■ Exercise goal ■
Can you print every record below exactly as written?

Dataset items:

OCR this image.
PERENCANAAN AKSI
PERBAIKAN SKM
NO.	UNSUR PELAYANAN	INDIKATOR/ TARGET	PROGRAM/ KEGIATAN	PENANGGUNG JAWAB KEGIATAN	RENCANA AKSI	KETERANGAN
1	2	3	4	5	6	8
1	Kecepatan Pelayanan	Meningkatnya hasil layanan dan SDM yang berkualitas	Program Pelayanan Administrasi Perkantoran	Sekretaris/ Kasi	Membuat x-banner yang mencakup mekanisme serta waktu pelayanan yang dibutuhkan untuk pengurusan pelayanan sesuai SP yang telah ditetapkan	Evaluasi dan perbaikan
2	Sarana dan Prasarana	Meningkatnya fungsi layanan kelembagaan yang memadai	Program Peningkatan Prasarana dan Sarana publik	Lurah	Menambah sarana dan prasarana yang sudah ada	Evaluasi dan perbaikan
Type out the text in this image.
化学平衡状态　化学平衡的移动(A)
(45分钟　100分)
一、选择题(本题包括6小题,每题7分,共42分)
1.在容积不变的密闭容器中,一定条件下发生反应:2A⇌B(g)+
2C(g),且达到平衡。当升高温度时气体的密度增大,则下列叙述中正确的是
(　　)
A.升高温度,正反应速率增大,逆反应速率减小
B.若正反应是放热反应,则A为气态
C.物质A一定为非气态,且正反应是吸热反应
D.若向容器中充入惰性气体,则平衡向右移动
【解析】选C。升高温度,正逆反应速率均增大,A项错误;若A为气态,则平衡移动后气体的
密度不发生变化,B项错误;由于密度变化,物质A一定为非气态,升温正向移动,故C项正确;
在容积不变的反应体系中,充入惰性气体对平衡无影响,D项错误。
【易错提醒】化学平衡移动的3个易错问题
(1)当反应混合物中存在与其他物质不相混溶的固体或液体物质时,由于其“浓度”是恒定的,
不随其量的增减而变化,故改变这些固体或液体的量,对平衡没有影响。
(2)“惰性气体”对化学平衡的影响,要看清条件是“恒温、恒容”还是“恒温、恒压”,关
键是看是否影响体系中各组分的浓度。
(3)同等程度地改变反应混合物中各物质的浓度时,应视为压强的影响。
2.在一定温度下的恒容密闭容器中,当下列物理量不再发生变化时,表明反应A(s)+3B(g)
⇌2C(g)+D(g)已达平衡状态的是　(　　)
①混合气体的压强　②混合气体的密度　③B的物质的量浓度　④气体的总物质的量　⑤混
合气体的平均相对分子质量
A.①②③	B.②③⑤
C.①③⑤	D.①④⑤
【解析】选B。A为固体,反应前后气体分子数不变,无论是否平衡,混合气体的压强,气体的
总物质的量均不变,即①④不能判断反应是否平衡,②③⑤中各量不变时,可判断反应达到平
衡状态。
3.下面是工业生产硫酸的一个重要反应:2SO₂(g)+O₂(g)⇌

■ Reply to the exercise ■
OCR this image.
PERENCANAAN AKSI
PERBAIKAN SKM
NO.	UNSUR PELAYANAN	INDIKATOR/ TARGET	PROGRAM/ KEGIATAN	PENANGGUNG JAWAB KEGIATAN	RENCANA AKSI	KETERANGAN
1	2	3	4	5	6	8
1	Kecepatan Pelayanan	Meningkatnya hasil layanan dan SDM yang berkualitas	Program Pelayanan Administrasi Perkantoran	Sekretaris/ Kasi	Membuat x-banner yang mencakup mekanisme serta waktu pelayanan yang dibutuhkan untuk pengurusan pelayanan sesuai SP yang telah ditetapkan	Evaluasi dan perbaikan
2	Sarana dan Prasarana	Meningkatnya fungsi layanan kelembagaan yang memadai	Program Peningkatan Prasarana dan Sarana publik	Lurah	Menambah sarana dan prasarana yang sudah ada	Evaluasi dan perbaikan
Type out the text in this image.
化学平衡状态　化学平衡的移动(A)
(45分钟　100分)
一、选择题(本题包括6小题,每题7分,共42分)
1.在容积不变的密闭容器中,一定条件下发生反应:2A⇌B(g)+
2C(g),且达到平衡。当升高温度时气体的密度增大,则下列叙述中正确的是
(　　)
A.升高温度,正反应速率增大,逆反应速率减小
B.若正反应是放热反应,则A为气态
C.物质A一定为非气态,且正反应是吸热反应
D.若向容器中充入惰性气体,则平衡向右移动
【解析】选C。升高温度,正逆反应速率均增大,A项错误;若A为气态,则平衡移动后气体的
密度不发生变化,B项错误;由于密度变化,物质A一定为非气态,升温正向移动,故C项正确;
在容积不变的反应体系中,充入惰性气体对平衡无影响,D项错误。
【易错提醒】化学平衡移动的3个易错问题
(1)当反应混合物中存在与其他物质不相混溶的固体或液体物质时,由于其“浓度”是恒定的,
不随其量的增减而变化,故改变这些固体或液体的量,对平衡没有影响。
(2)“惰性气体”对化学平衡的影响,要看清条件是“恒温、恒容”还是“恒温、恒压”,关
键是看是否影响体系中各组分的浓度。
(3)同等程度地改变反应混合物中各物质的浓度时,应视为压强的影响。
2.在一定温度下的恒容密闭容器中,当下列物理量不再发生变化时,表明反应A(s)+3B(g)
⇌2C(g)+D(g)已达平衡状态的是　(　　)
①混合气体的压强　②混合气体的密度　③B的物质的量浓度　④气体的总物质的量　⑤混
合气体的平均相对分子质量
A.①②③	B.②③⑤
C.①③⑤	D.①④⑤
【解析】选B。A为固体,反应前后气体分子数不变,无论是否平衡,混合气体的压强,气体的
总物质的量均不变,即①④不能判断反应是否平衡,②③⑤中各量不变时,可判断反应达到平
衡状态。
3.下面是工业生产硫酸的一个重要反应:2SO₂(g)+O₂(g)⇌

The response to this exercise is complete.